---- Dataset entries

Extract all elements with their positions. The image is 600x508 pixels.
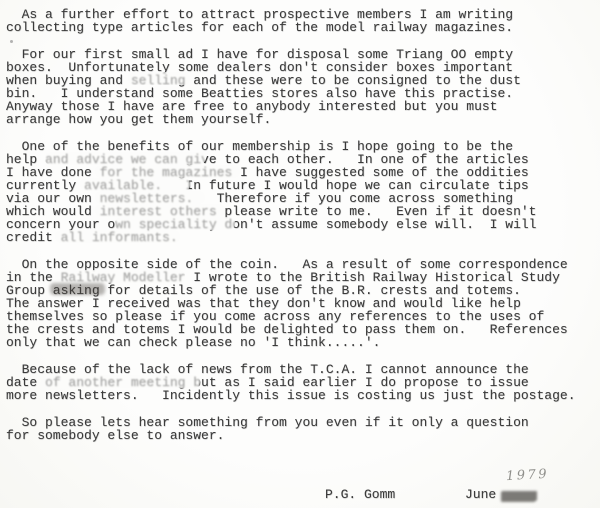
paragraph-intro: As a further effort to attract prospecti… <box>6 8 600 34</box>
text-line: for somebody else to answer. <box>6 429 600 442</box>
paragraph-tca-news: Because of the lack of news from the T.C… <box>6 363 600 402</box>
paragraph-membership-benefits: One of the benefits of our membership is… <box>6 140 600 244</box>
stray-ink-dot <box>10 40 13 43</box>
text-line: credit all informants. <box>6 231 600 244</box>
date-month: June <box>465 488 496 501</box>
text-line: arrange how you get them yourself. <box>6 113 600 126</box>
smudged-typed-year <box>501 491 537 501</box>
text-line: only that we can check please no 'I thin… <box>6 336 600 349</box>
author-name: P.G. Gomm <box>325 488 395 501</box>
paragraph-closing: So please lets hear something from you e… <box>6 416 600 442</box>
handwritten-year: 1979 <box>506 468 550 483</box>
signature-row: P.G. Gomm June 1979 <box>0 485 600 508</box>
text-line: collecting type articles for each of the… <box>6 21 600 34</box>
text-line: more newsletters. Incidently this issue … <box>6 389 600 402</box>
paragraph-br-crests: On the opposite side of the coin. As a r… <box>6 258 600 349</box>
paragraph-triang-boxes: For our first small ad I have for dispos… <box>6 48 600 126</box>
typewritten-letter-page: As a further effort to attract prospecti… <box>0 0 600 508</box>
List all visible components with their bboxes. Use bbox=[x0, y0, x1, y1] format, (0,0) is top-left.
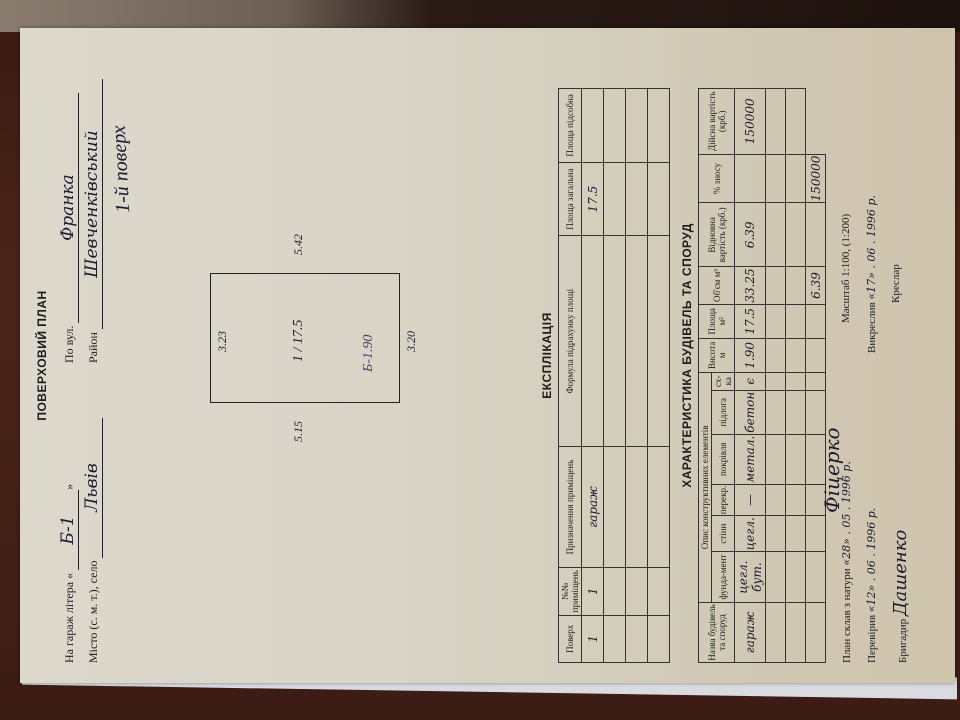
buildings-table: Назва будівель та споруд Опис конструкти… bbox=[698, 88, 826, 663]
street-field: По вул. Франка bbox=[58, 93, 79, 363]
col-room-no: №№ приміщень bbox=[559, 568, 582, 616]
street-value: Франка bbox=[58, 93, 79, 323]
col-area-aux: Площа підсобна bbox=[559, 89, 582, 163]
signature-composer: Фіцерко bbox=[820, 427, 844, 513]
explication-title: ЕКСПЛІКАЦІЯ bbox=[540, 28, 554, 683]
city-field: Місто (с. м. т.), село Львів bbox=[82, 418, 103, 663]
footer-brigadier: Бригадир Дашенко bbox=[890, 530, 911, 663]
city-value: Львів bbox=[82, 418, 103, 558]
col-floor: Поверх bbox=[559, 615, 582, 662]
buildings-title: ХАРАКТЕРИСТИКА БУДІВЕЛЬ ТА СПОРУД bbox=[680, 28, 694, 683]
garage-label: На гараж літера « bbox=[62, 573, 76, 663]
floor-plan-sketch: 5.15 5.42 3.23 3.20 1 / 17.5 Б-1.90 bbox=[210, 273, 400, 403]
explication-table: Поверх №№ приміщень Призначення приміщен… bbox=[558, 88, 670, 663]
city-label: Місто (с. м. т.), село bbox=[86, 561, 100, 663]
garage-field: На гараж літера « Б-1» bbox=[58, 484, 79, 663]
footer-drawn: Викреслив «17» . 06 . 1996 р. bbox=[865, 195, 878, 353]
street-label: По вул. bbox=[62, 326, 76, 363]
district-value: Шевченківський bbox=[82, 79, 103, 329]
col-area-total: Площа загальна bbox=[559, 162, 582, 236]
plan-room-fraction: 1 / 17.5 bbox=[291, 320, 307, 362]
table-row: гараж цегл. бут. цегл. — метал. бетон є … bbox=[735, 89, 766, 663]
document-paper: ПОВЕРХОВИЙ ПЛАН На гараж літера « Б-1» П… bbox=[20, 28, 955, 683]
table-row: 1 1 гараж 17.5 bbox=[582, 89, 604, 663]
footer-draftsman: Креслар bbox=[890, 264, 902, 303]
plan-dim-bottom: 5.42 bbox=[291, 234, 306, 255]
plan-dim-right: 3.23 bbox=[215, 331, 230, 352]
garage-value: Б-1 bbox=[58, 490, 79, 570]
document-title: ПОВЕРХОВИЙ ПЛАН bbox=[35, 28, 49, 683]
plan-dim-top: 5.15 bbox=[291, 421, 306, 442]
floor-note: 1-й поверх bbox=[108, 125, 136, 214]
plan-dim-left: 3.20 bbox=[404, 331, 419, 352]
col-formula: Формула підрахунку площі bbox=[559, 236, 582, 447]
rotated-page: ПОВЕРХОВИЙ ПЛАН На гараж літера « Б-1» П… bbox=[20, 28, 955, 683]
district-field: Район Шевченківський bbox=[82, 79, 103, 363]
footer-checked: Перевірив «12» . 06 . 1996 р. bbox=[865, 508, 878, 663]
district-label: Район bbox=[86, 332, 100, 363]
footer-scale: Масштаб 1:100, (1:200) bbox=[840, 214, 852, 323]
plan-letter-height: Б-1.90 bbox=[361, 335, 377, 372]
col-purpose: Призначення приміщень bbox=[559, 447, 582, 568]
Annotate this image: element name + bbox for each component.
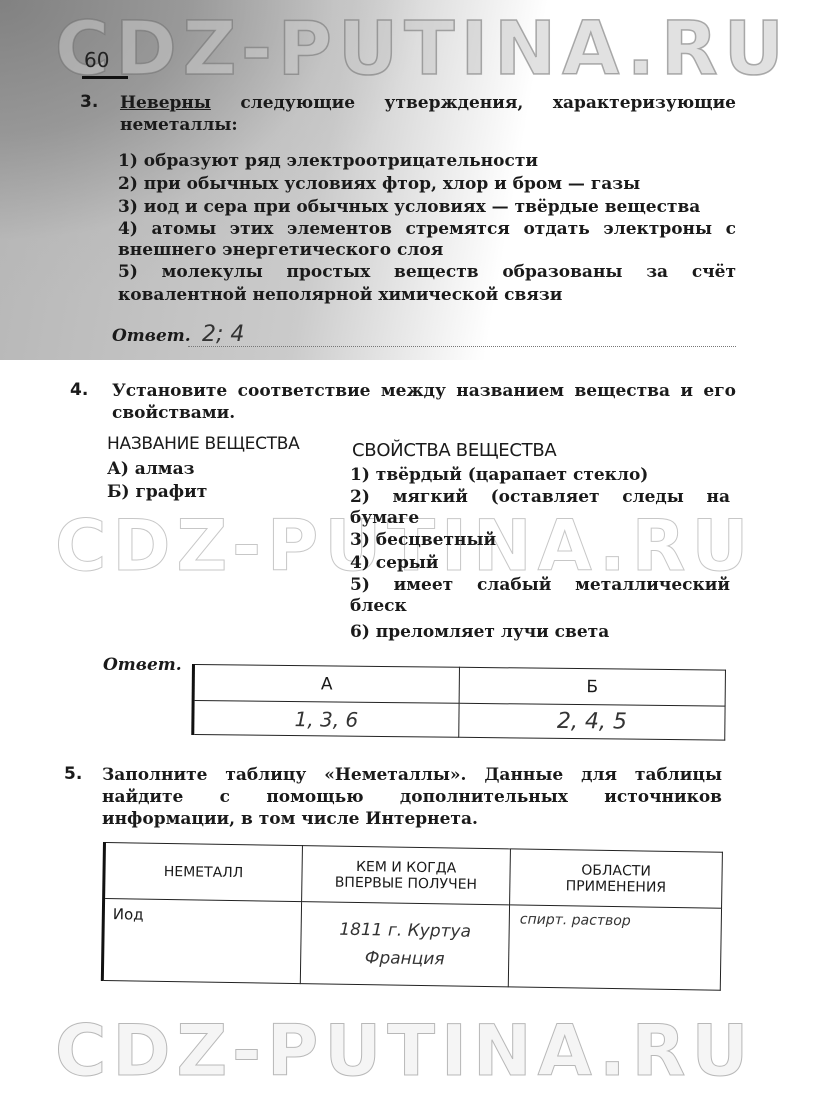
property-item: 3) бесцветный	[350, 529, 730, 552]
task-3-options: 1) образуют ряд электроотрицательности 2…	[118, 150, 736, 307]
task-3-option: 4) атомы этих элементов стремятся отдать…	[118, 219, 736, 261]
page-number-underline	[82, 76, 128, 79]
task-4-answer-table: А Б 1, 3, 6 2, 4, 5	[191, 664, 726, 741]
answer-table-header-row: А Б	[193, 665, 725, 707]
property-list: 1) твёрдый (царапает стекло) 2) мягкий (…	[350, 464, 730, 644]
task-4-answer-label: Ответ.	[103, 655, 182, 675]
task-3-answer-value[interactable]: 2; 4	[202, 322, 244, 347]
substance-name-header: НАЗВАНИЕ ВЕЩЕСТВА	[107, 434, 299, 454]
property-item: 1) твёрдый (царапает стекло)	[350, 464, 730, 487]
page-number: 60	[84, 48, 109, 72]
substance-list: А) алмаз Б) графит	[107, 458, 207, 504]
answer-header-a: А	[193, 665, 459, 704]
answer-table-value-row: 1, 3, 6 2, 4, 5	[193, 701, 725, 741]
answer-value-b[interactable]: 2, 4, 5	[459, 703, 725, 740]
header-applications: ОБЛАСТИ ПРИМЕНЕНИЯ	[510, 849, 723, 908]
property-item: 5) имеет слабый металлический блеск	[350, 575, 730, 617]
cell-applications[interactable]: спирт. раствор	[508, 905, 721, 990]
nonmetals-row: Иод 1811 г. Куртуа Франция спирт. раство…	[102, 899, 721, 991]
task-3-prompt: Неверны следующие утверждения, характери…	[120, 92, 736, 136]
task-5-prompt: Заполните таблицу «Неметаллы». Данные дл…	[102, 764, 722, 830]
substance-item: А) алмаз	[107, 458, 207, 481]
header-nonmetal: НЕМЕТАЛЛ	[104, 843, 303, 902]
task-4: 4. Установите соответствие между названи…	[66, 380, 736, 424]
task-5: 5. Заполните таблицу «Неметаллы». Данные…	[64, 764, 724, 830]
cell-nonmetal: Иод	[102, 899, 301, 984]
cell-discovered[interactable]: 1811 г. Куртуа Франция	[300, 902, 509, 987]
task-3-option: 1) образуют ряд электроотрицательности	[118, 150, 736, 173]
substance-item: Б) графит	[107, 481, 207, 504]
header-discovered: КЕМ И КОГДА ВПЕРВЫЕ ПОЛУЧЕН	[302, 846, 511, 905]
property-item: 4) серый	[350, 552, 730, 575]
watermark-bottom: CDZ-PUTINA.RU	[55, 1010, 754, 1092]
task-3-option: 2) при обычных условиях фтор, хлор и бро…	[118, 173, 736, 196]
task-3: 3. Неверны следующие утверждения, характ…	[80, 92, 740, 307]
task-4-prompt: Установите соответствие между названием …	[112, 380, 736, 424]
task-3-emphasis: Неверны	[120, 93, 211, 113]
nonmetals-table: НЕМЕТАЛЛ КЕМ И КОГДА ВПЕРВЫЕ ПОЛУЧЕН ОБЛ…	[101, 842, 723, 991]
task-3-answer-label: Ответ.	[112, 326, 191, 346]
task-3-option: 5) молекулы простых веществ образованы з…	[118, 261, 736, 307]
property-item: 2) мягкий (оставляет следы на бумаге	[350, 487, 730, 529]
answer-value-a[interactable]: 1, 3, 6	[193, 701, 459, 738]
property-item: 6) преломляет лучи света	[350, 621, 730, 644]
watermark-top: CDZ-PUTINA.RU	[55, 6, 790, 92]
substance-properties-header: СВОЙСТВА ВЕЩЕСТВА	[352, 440, 556, 461]
task-5-number: 5.	[64, 764, 82, 784]
task-4-number: 4.	[70, 380, 88, 400]
task-3-number: 3.	[80, 92, 98, 112]
task-3-option: 3) иод и сера при обычных условиях — твё…	[118, 196, 736, 219]
answer-header-b: Б	[459, 667, 725, 706]
nonmetals-header-row: НЕМЕТАЛЛ КЕМ И КОГДА ВПЕРВЫЕ ПОЛУЧЕН ОБЛ…	[104, 843, 723, 909]
task-3-answer-line	[188, 346, 736, 347]
task-3-prompt-text: следующие утверждения, характеризующие н…	[120, 93, 736, 135]
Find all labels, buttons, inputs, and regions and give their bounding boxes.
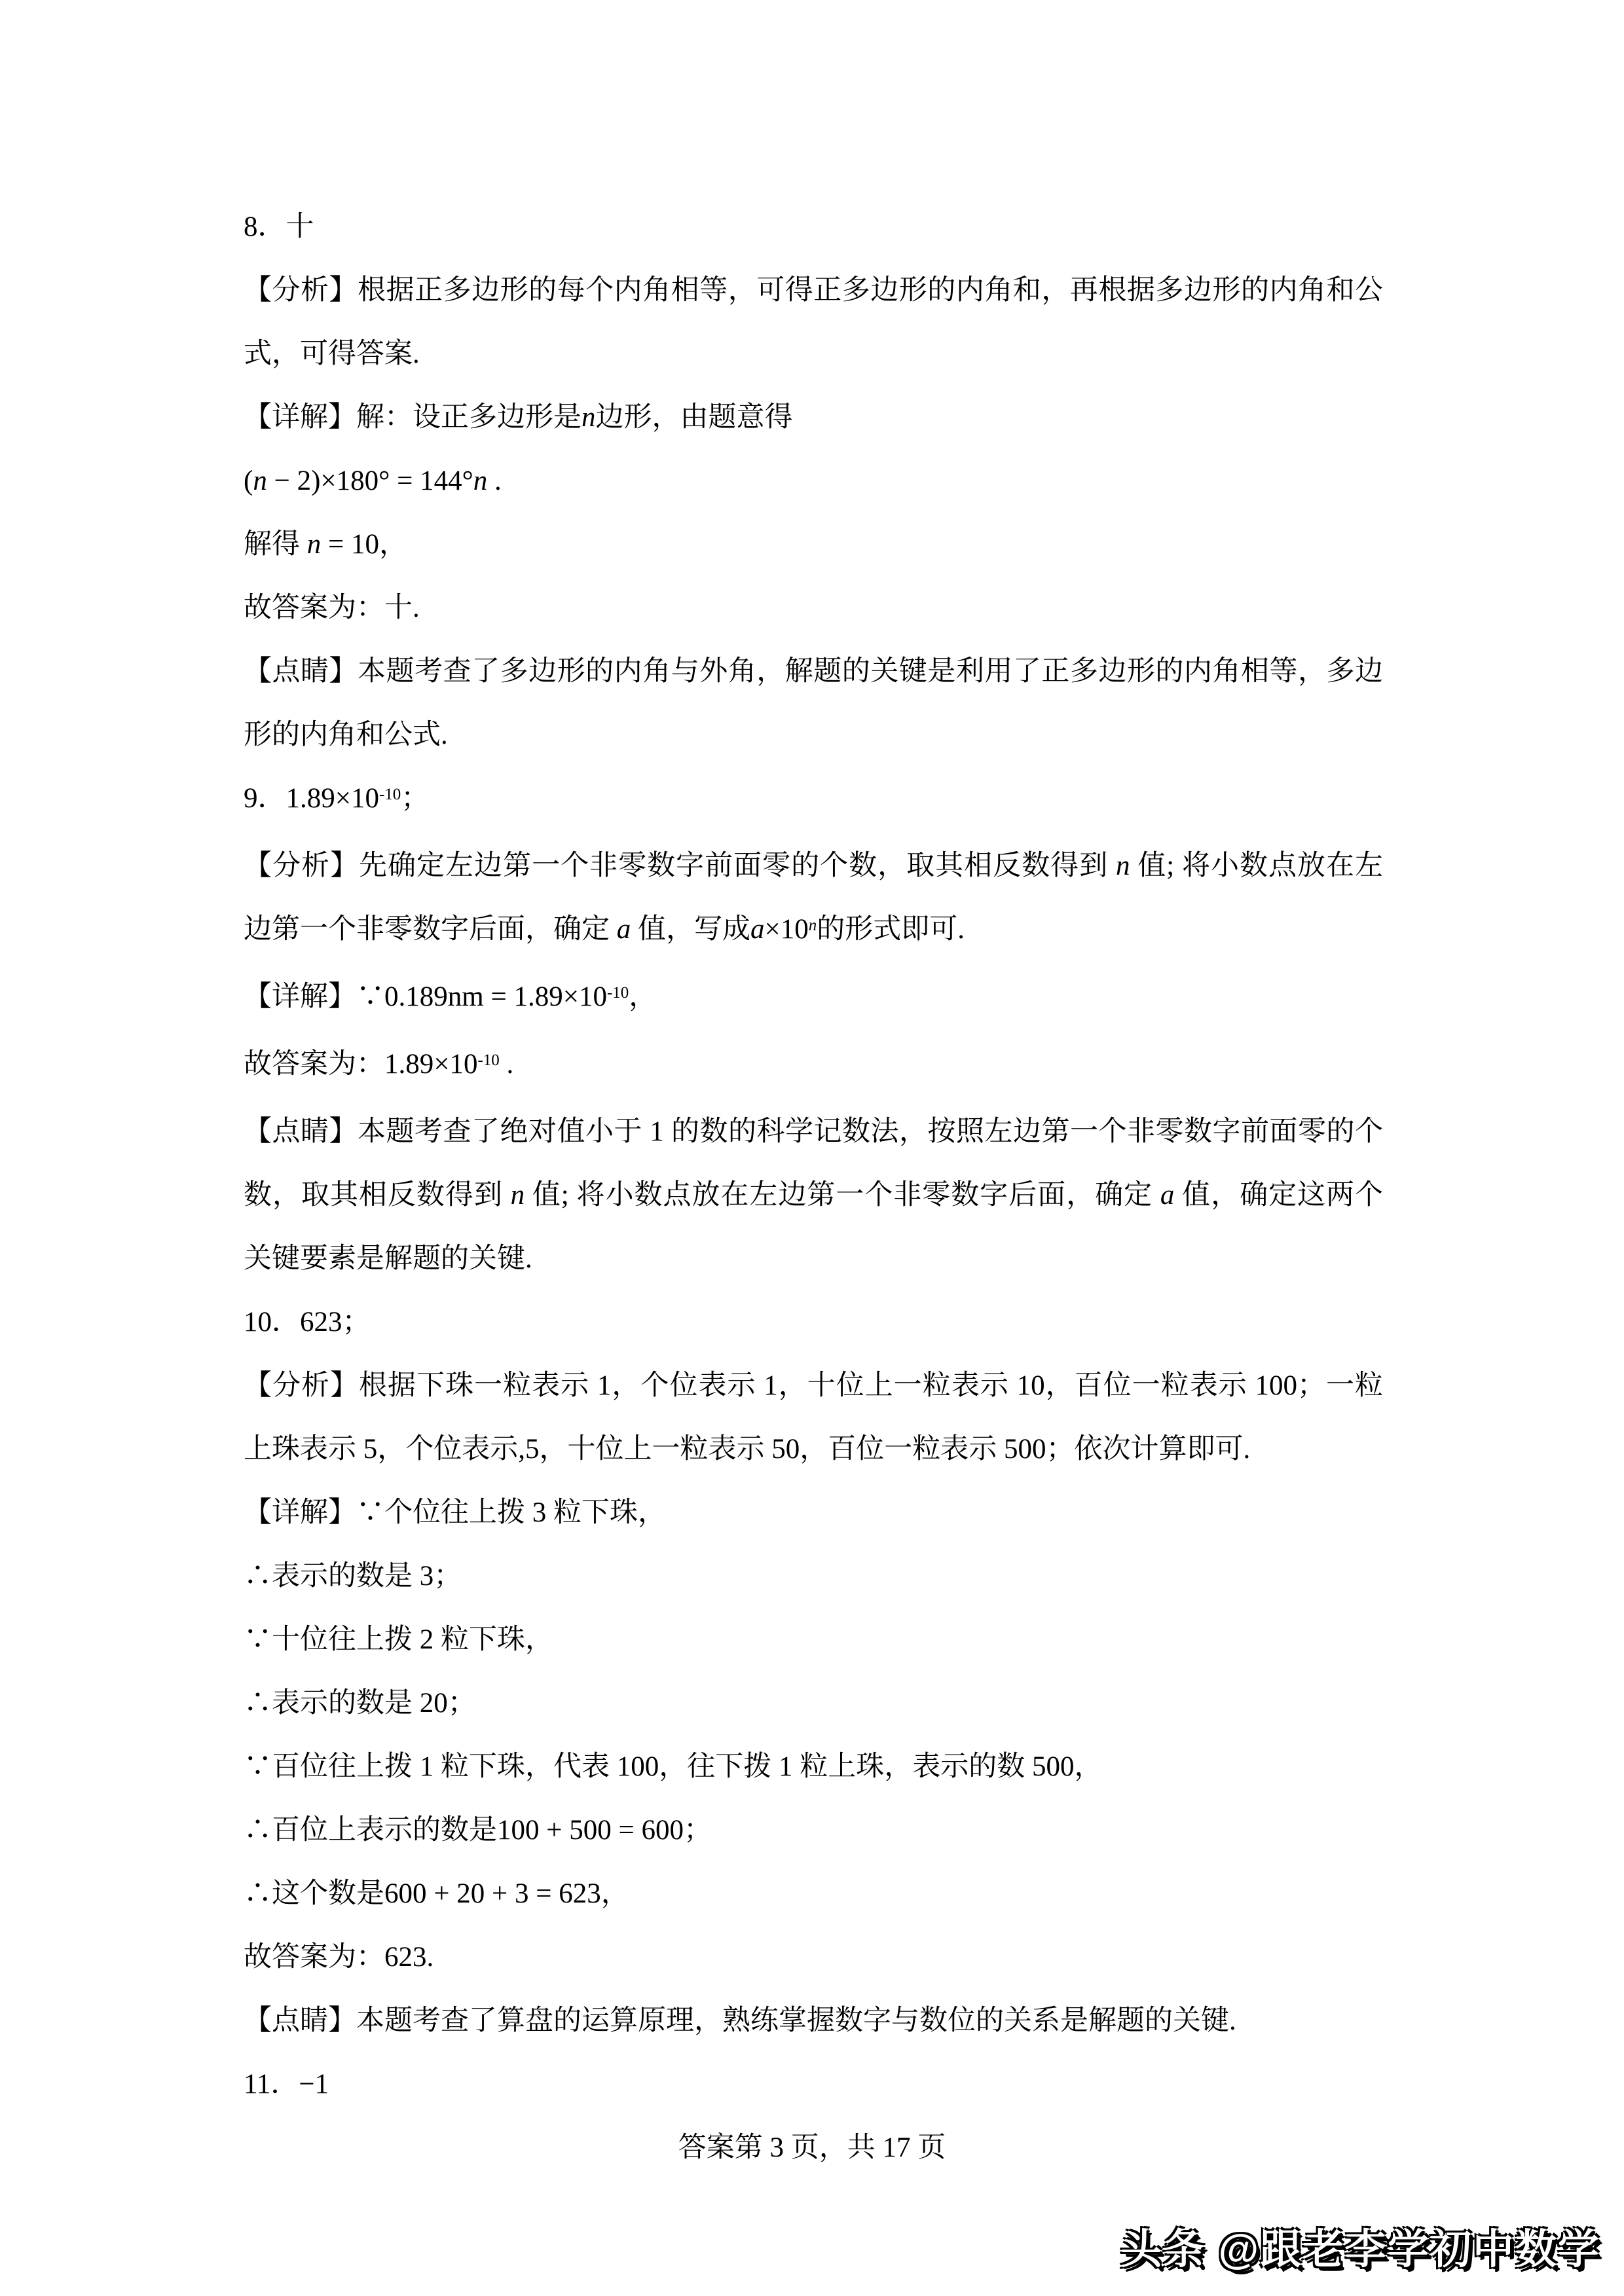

--------

▶ [Request]:
Please update the stretch of the listing from the line containing "529, 730, 552]" through the line containing "property-item: 5) имеет", replacing "property-item" with "property-entry" and leaving everything else unchanged. Return only those lines.

▶ [Exercise solution]:
property-entry: 3) бесцветный	[350, 529, 730, 552]
task-3-options: 1) образуют ряд электроотрицательности 2…	[118, 150, 736, 307]
task-3-option: 4) атомы этих элементов стремятся отдать…	[118, 219, 736, 261]
page-number-underline	[82, 76, 128, 79]
task-4-answer-table: А Б 1, 3, 6 2, 4, 5	[191, 664, 726, 741]
answer-table-header-row: А Б	[193, 665, 725, 707]
property-list: 1) твёрдый (царапает стекло) 2) мягкий (…	[350, 464, 730, 644]
task-4-answer-label: Ответ.	[103, 655, 182, 675]
task-3-answer-value[interactable]: 2; 4	[202, 322, 244, 347]
substance-name-header: НАЗВАНИЕ ВЕЩЕСТВА	[107, 434, 299, 454]
property-entry: 1) твёрдый (царапает стекло)	[350, 464, 730, 487]
page-number: 60	[84, 48, 109, 72]
substance-list: А) алмаз Б) графит	[107, 458, 207, 504]
answer-header-a: А	[193, 665, 459, 704]
answer-table-value-row: 1, 3, 6 2, 4, 5	[193, 701, 725, 741]
answer-value-b[interactable]: 2, 4, 5	[459, 703, 725, 740]
header-applications: ОБЛАСТИ ПРИМЕНЕНИЯ	[510, 849, 723, 908]
property-entry: 5) имеет слабый металлический блеск	[350, 575, 730, 617]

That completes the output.